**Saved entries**

*****

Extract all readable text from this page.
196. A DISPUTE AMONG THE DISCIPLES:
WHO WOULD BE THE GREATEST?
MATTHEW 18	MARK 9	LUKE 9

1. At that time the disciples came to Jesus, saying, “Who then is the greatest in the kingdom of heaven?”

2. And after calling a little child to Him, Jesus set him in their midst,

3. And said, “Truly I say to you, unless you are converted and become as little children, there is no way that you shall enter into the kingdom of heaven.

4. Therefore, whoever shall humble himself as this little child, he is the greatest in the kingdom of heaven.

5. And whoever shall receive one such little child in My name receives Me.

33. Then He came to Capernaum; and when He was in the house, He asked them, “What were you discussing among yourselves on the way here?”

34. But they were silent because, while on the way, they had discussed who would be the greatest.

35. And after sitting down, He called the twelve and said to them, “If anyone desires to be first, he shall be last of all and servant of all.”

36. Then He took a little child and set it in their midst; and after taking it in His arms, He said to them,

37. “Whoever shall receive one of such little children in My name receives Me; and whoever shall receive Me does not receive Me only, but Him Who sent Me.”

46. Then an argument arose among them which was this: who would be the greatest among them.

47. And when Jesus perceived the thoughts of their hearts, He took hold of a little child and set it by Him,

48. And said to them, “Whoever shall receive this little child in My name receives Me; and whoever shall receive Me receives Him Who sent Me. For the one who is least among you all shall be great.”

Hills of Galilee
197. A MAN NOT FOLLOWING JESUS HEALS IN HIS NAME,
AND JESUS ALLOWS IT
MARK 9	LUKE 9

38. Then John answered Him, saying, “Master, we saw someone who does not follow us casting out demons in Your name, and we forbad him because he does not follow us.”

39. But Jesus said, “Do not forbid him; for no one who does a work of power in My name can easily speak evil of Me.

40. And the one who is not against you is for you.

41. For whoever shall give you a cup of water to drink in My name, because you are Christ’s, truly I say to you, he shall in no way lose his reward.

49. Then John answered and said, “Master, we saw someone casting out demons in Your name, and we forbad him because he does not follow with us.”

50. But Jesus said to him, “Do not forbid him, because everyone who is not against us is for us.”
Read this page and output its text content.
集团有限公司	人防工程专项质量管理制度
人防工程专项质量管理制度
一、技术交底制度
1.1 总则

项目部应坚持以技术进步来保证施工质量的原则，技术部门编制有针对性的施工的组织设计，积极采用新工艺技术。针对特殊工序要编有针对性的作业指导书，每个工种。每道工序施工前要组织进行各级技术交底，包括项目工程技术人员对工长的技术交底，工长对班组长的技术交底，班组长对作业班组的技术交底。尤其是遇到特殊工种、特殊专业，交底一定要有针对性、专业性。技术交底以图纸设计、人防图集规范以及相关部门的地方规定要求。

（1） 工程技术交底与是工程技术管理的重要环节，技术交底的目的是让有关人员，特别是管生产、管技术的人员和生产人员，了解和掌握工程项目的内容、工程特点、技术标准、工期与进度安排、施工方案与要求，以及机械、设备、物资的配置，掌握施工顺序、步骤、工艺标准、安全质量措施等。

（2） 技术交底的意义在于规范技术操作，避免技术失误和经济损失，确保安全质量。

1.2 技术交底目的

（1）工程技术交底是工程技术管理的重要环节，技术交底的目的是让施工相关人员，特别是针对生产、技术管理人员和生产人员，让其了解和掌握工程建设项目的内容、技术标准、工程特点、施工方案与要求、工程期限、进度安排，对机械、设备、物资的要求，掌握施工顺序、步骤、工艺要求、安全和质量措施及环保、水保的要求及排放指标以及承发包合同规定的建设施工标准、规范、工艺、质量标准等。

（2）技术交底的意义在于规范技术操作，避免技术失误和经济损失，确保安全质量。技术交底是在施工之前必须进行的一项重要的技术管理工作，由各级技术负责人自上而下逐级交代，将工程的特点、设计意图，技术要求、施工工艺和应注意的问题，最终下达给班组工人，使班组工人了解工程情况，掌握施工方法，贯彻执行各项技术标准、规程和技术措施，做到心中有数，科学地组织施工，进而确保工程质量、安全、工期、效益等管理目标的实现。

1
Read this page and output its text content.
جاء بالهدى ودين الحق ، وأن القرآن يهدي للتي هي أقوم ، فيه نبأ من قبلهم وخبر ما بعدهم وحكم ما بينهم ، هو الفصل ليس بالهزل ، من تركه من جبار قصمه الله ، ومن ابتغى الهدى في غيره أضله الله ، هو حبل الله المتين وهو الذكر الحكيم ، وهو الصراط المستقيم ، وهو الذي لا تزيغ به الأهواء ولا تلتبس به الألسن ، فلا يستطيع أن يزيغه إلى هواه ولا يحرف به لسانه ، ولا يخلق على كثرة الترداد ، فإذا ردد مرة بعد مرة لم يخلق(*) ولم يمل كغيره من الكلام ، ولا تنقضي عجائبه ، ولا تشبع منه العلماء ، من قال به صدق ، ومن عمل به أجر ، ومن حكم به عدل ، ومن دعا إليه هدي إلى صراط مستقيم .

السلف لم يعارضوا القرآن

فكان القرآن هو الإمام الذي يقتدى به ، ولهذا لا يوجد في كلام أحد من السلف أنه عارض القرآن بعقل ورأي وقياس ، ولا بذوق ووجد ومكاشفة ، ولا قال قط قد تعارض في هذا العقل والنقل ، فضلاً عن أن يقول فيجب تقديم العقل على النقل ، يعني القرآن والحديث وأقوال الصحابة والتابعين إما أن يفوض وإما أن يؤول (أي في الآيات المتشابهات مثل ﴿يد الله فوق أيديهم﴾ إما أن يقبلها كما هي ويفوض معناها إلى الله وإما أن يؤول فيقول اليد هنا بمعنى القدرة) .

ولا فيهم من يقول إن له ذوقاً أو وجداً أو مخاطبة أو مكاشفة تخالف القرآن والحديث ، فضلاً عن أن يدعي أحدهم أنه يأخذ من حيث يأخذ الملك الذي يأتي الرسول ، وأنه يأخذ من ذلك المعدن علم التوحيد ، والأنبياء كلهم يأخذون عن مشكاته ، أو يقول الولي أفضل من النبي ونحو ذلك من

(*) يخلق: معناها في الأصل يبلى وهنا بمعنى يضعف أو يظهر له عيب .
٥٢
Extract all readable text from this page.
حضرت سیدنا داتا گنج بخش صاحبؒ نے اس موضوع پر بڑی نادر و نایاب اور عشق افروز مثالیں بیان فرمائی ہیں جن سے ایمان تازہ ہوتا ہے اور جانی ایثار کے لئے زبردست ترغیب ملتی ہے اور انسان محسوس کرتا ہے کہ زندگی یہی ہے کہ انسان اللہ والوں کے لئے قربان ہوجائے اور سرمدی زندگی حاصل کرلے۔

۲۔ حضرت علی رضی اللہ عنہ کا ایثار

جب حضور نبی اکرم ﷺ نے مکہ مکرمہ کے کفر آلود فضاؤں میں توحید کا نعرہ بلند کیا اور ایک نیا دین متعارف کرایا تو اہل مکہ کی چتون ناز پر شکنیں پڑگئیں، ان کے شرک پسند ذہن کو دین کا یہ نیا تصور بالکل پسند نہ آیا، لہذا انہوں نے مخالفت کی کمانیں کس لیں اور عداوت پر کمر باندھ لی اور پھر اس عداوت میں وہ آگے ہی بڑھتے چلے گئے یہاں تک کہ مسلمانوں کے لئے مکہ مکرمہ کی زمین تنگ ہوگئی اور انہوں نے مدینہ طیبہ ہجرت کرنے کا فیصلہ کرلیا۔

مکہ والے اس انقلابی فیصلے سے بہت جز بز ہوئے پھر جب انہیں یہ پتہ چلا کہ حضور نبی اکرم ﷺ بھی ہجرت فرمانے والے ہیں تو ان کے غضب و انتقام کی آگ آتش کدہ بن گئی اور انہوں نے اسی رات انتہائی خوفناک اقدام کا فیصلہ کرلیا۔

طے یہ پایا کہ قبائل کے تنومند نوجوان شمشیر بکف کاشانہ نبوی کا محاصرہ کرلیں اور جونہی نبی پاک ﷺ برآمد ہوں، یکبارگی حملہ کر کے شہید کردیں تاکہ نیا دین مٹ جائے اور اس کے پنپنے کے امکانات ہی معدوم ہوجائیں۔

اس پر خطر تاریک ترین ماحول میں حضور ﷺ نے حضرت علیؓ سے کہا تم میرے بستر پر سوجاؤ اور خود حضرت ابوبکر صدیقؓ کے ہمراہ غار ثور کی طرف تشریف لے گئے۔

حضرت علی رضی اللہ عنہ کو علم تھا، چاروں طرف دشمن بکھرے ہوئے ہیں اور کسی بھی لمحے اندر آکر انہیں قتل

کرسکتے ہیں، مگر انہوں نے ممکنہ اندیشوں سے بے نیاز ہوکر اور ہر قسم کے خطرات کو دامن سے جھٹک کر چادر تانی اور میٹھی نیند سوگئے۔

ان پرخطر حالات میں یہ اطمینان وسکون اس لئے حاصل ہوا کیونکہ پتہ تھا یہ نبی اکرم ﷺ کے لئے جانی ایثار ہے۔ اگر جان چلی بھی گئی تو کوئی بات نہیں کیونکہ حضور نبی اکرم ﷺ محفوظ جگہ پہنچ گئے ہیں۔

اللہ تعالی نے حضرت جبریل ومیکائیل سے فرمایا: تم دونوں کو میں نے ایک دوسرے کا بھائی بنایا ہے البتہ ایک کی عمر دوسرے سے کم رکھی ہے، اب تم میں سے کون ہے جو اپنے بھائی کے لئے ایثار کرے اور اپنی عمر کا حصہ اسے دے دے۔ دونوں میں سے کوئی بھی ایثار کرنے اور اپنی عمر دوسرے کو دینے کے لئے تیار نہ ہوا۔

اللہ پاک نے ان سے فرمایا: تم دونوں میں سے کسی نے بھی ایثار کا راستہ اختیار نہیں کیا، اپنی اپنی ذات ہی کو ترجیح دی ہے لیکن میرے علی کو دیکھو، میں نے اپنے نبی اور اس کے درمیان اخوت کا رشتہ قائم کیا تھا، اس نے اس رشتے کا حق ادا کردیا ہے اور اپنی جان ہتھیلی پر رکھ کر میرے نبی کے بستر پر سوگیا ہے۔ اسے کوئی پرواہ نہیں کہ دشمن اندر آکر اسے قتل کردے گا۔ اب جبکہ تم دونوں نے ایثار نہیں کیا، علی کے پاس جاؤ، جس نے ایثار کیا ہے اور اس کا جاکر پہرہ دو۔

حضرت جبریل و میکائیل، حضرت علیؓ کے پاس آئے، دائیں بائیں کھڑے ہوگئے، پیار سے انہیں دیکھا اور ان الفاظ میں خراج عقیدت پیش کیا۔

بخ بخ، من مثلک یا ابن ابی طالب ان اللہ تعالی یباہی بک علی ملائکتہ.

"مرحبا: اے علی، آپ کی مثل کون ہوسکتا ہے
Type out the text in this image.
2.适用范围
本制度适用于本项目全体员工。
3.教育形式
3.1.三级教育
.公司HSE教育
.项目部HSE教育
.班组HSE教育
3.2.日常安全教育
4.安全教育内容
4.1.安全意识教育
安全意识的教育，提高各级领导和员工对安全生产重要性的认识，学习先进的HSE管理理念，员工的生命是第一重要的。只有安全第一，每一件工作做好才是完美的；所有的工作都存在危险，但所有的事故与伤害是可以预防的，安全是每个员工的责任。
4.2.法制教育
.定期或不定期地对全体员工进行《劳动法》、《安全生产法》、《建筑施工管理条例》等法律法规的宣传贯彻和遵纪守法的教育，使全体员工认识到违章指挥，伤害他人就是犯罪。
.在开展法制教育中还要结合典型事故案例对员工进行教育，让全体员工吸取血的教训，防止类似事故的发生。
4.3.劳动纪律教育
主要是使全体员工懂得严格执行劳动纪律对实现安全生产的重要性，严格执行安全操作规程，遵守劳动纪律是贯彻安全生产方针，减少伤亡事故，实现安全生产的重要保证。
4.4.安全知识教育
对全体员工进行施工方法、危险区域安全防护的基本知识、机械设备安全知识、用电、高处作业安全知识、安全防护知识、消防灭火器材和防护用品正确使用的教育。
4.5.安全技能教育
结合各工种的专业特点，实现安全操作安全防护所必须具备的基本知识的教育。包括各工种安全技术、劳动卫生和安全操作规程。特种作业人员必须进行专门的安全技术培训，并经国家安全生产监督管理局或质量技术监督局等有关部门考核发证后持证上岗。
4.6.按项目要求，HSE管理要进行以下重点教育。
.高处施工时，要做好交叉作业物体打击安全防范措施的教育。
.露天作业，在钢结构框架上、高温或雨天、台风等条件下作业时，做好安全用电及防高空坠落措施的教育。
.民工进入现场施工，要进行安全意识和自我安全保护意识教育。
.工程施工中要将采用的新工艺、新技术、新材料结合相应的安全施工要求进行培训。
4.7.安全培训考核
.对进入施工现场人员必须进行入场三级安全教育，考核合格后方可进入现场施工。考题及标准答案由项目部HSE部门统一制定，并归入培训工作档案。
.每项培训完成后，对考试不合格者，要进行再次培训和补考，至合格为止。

*****

**EXERCISE DETAILS**
Where a line holds "when", copy that line.

**TASK ANSWER**
33. Then He came to Capernaum; and when He was in the house, He asked them, “What were you discussing among yourselves on the way here?”
47. And when Jesus perceived the thoughts of their hearts, He took hold of a little child and set it by Him,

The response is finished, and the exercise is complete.